Exercise prompt =>
Your task is to give the listing below back word for word, pictures excluded.

Records for processing =>
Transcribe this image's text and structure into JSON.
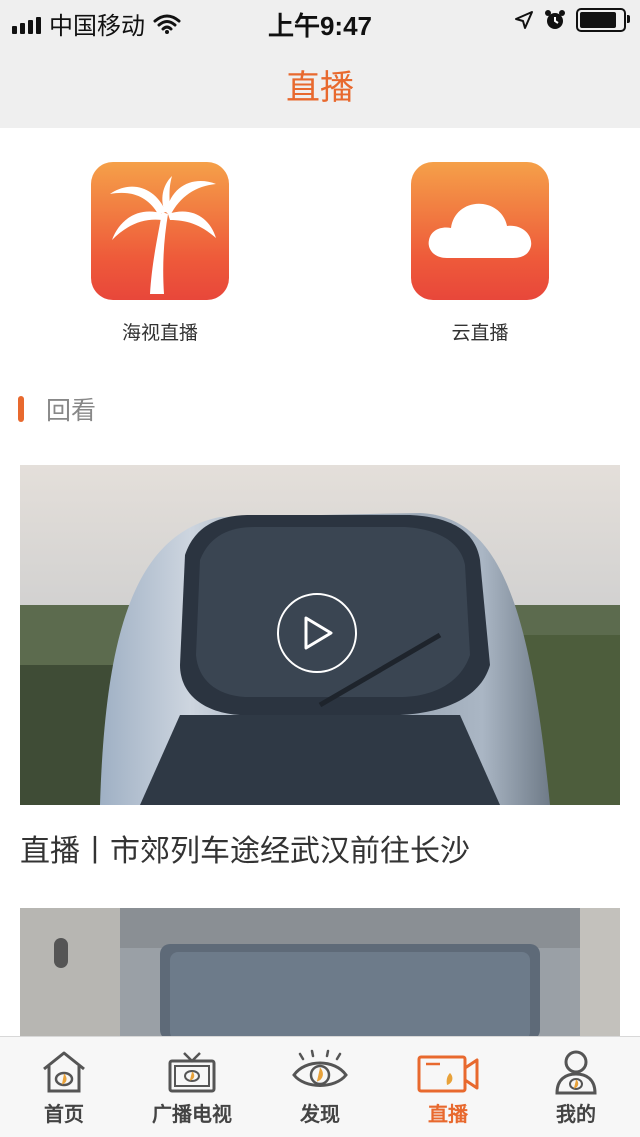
{
  "status_bar": {
    "carrier": "中国移动",
    "time": "上午9:47"
  },
  "nav": {
    "title": "直播"
  },
  "apps": [
    {
      "label": "海视直播",
      "icon": "palm-tree-icon"
    },
    {
      "label": "云直播",
      "icon": "cloud-icon"
    }
  ],
  "section": {
    "title": "回看"
  },
  "videos": [
    {
      "title": "直播丨市郊列车途经武汉前往长沙"
    }
  ],
  "tabs": [
    {
      "label": "首页",
      "icon": "home-icon"
    },
    {
      "label": "广播电视",
      "icon": "tv-icon"
    },
    {
      "label": "发现",
      "icon": "eye-icon"
    },
    {
      "label": "直播",
      "icon": "live-camera-icon",
      "active": true
    },
    {
      "label": "我的",
      "icon": "user-icon"
    }
  ],
  "colors": {
    "accent": "#e8692e",
    "bar_background": "#efefef"
  }
}
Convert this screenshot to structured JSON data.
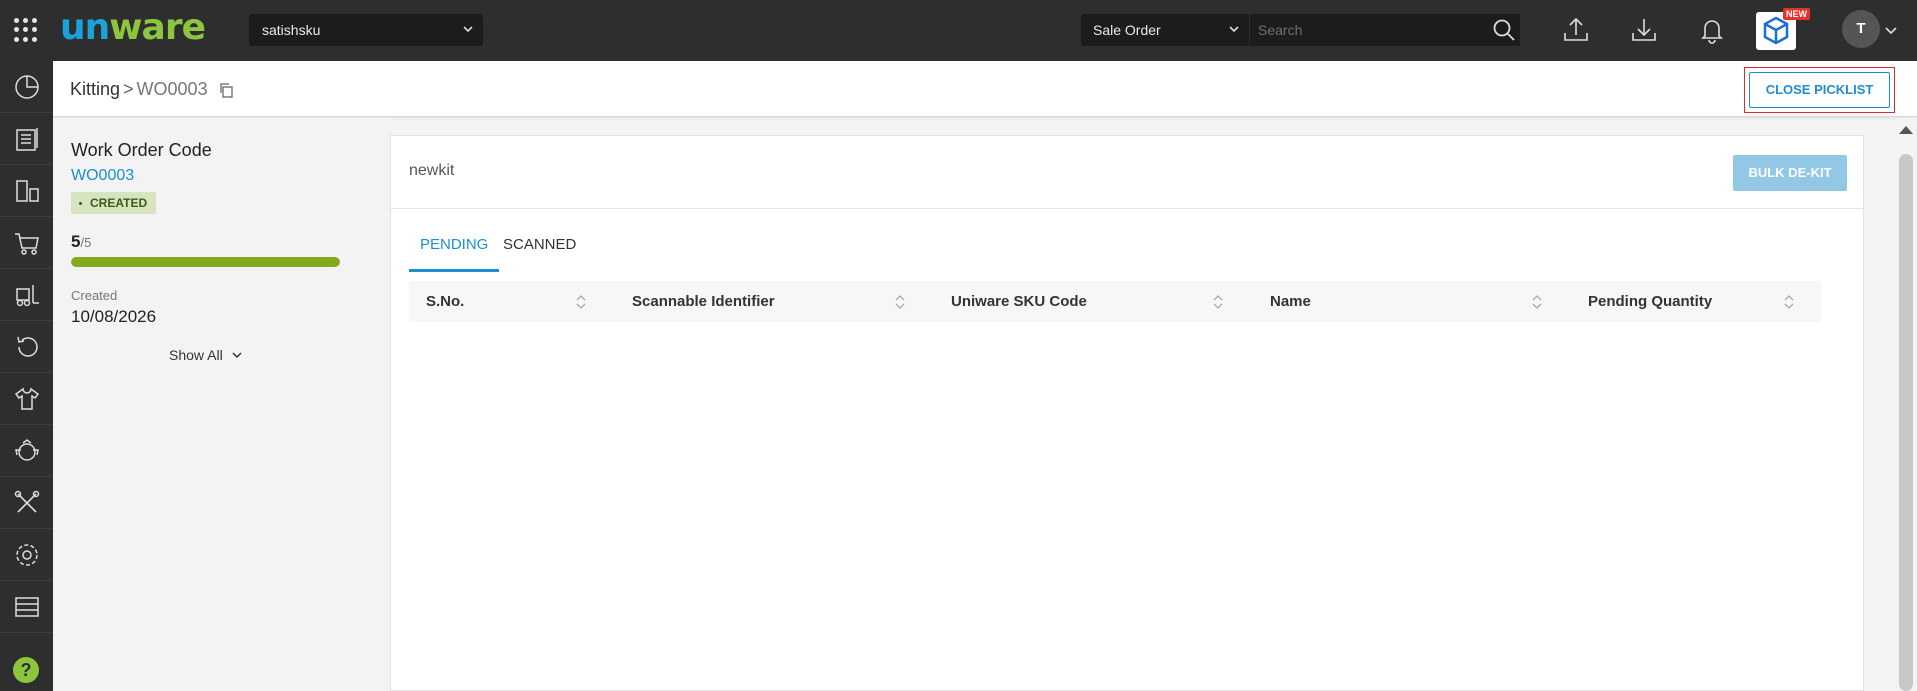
{
  "header": {
    "brand": {
      "part1": "un",
      "part2": "ware"
    },
    "facility_dropdown": "satishsku",
    "search_type": "Sale Order",
    "search_placeholder": "Search",
    "new_badge": "NEW",
    "avatar_initial": "T"
  },
  "breadcrumb": {
    "parent": "Kitting",
    "separator": ">",
    "current": "WO0003"
  },
  "actions": {
    "close_picklist": "CLOSE PICKLIST",
    "bulk_dekit": "BULK DE-KIT"
  },
  "work_order": {
    "label": "Work Order Code",
    "code": "WO0003",
    "status": "CREATED",
    "progress_done": "5",
    "progress_total": "/5",
    "progress_fraction": 1.0,
    "created_label": "Created",
    "created_value": "10/08/2026",
    "show_all": "Show All"
  },
  "kit": {
    "name": "newkit",
    "tabs": [
      {
        "label": "PENDING",
        "active": true
      },
      {
        "label": "SCANNED",
        "active": false
      }
    ],
    "columns": [
      "S.No.",
      "Scannable Identifier",
      "Uniware SKU Code",
      "Name",
      "Pending Quantity"
    ]
  },
  "sidebar": {
    "items": [
      "dashboard-icon",
      "orders-icon",
      "inventory-icon",
      "cart-icon",
      "forklift-icon",
      "returns-icon",
      "shirt-icon",
      "recycle-icon",
      "tools-icon",
      "settings-icon",
      "warehouse-icon",
      "help-icon"
    ]
  },
  "colors": {
    "accent": "#1a8fd4",
    "brand_green": "#8cc63f",
    "progress": "#86a91c",
    "topbar": "#2e2e2e",
    "highlight_border": "#e0282f"
  }
}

Output for this task =>
Transcribe this image's text and structure into JSON.
{
  "status_bar": {
    "carrier": "中国移动",
    "time": "上午9:47"
  },
  "nav": {
    "title": "直播"
  },
  "apps": [
    {
      "label": "海视直播",
      "icon": "palm-tree-icon"
    },
    {
      "label": "云直播",
      "icon": "cloud-icon"
    }
  ],
  "section": {
    "title": "回看"
  },
  "videos": [
    {
      "title": "直播丨市郊列车途经武汉前往长沙"
    }
  ],
  "tabs": [
    {
      "label": "首页",
      "icon": "home-icon"
    },
    {
      "label": "广播电视",
      "icon": "tv-icon"
    },
    {
      "label": "发现",
      "icon": "eye-icon"
    },
    {
      "label": "直播",
      "icon": "live-camera-icon",
      "active": true
    },
    {
      "label": "我的",
      "icon": "user-icon"
    }
  ],
  "colors": {
    "accent": "#e8692e",
    "bar_background": "#efefef"
  }
}
Convert this screenshot to structured JSON data.
{
  "header": {
    "brand": {
      "part1": "un",
      "part2": "ware"
    },
    "facility_dropdown": "satishsku",
    "search_type": "Sale Order",
    "search_placeholder": "Search",
    "new_badge": "NEW",
    "avatar_initial": "T"
  },
  "breadcrumb": {
    "parent": "Kitting",
    "separator": ">",
    "current": "WO0003"
  },
  "actions": {
    "close_picklist": "CLOSE PICKLIST",
    "bulk_dekit": "BULK DE-KIT"
  },
  "work_order": {
    "label": "Work Order Code",
    "code": "WO0003",
    "status": "CREATED",
    "progress_done": "5",
    "progress_total": "/5",
    "progress_fraction": 1.0,
    "created_label": "Created",
    "created_value": "10/08/2026",
    "show_all": "Show All"
  },
  "kit": {
    "name": "newkit",
    "tabs": [
      {
        "label": "PENDING",
        "active": true
      },
      {
        "label": "SCANNED",
        "active": false
      }
    ],
    "columns": [
      "S.No.",
      "Scannable Identifier",
      "Uniware SKU Code",
      "Name",
      "Pending Quantity"
    ]
  },
  "sidebar": {
    "items": [
      "dashboard-icon",
      "orders-icon",
      "inventory-icon",
      "cart-icon",
      "forklift-icon",
      "returns-icon",
      "shirt-icon",
      "recycle-icon",
      "tools-icon",
      "settings-icon",
      "warehouse-icon",
      "help-icon"
    ]
  },
  "colors": {
    "accent": "#1a8fd4",
    "brand_green": "#8cc63f",
    "progress": "#86a91c",
    "topbar": "#2e2e2e",
    "highlight_border": "#e0282f"
  }
}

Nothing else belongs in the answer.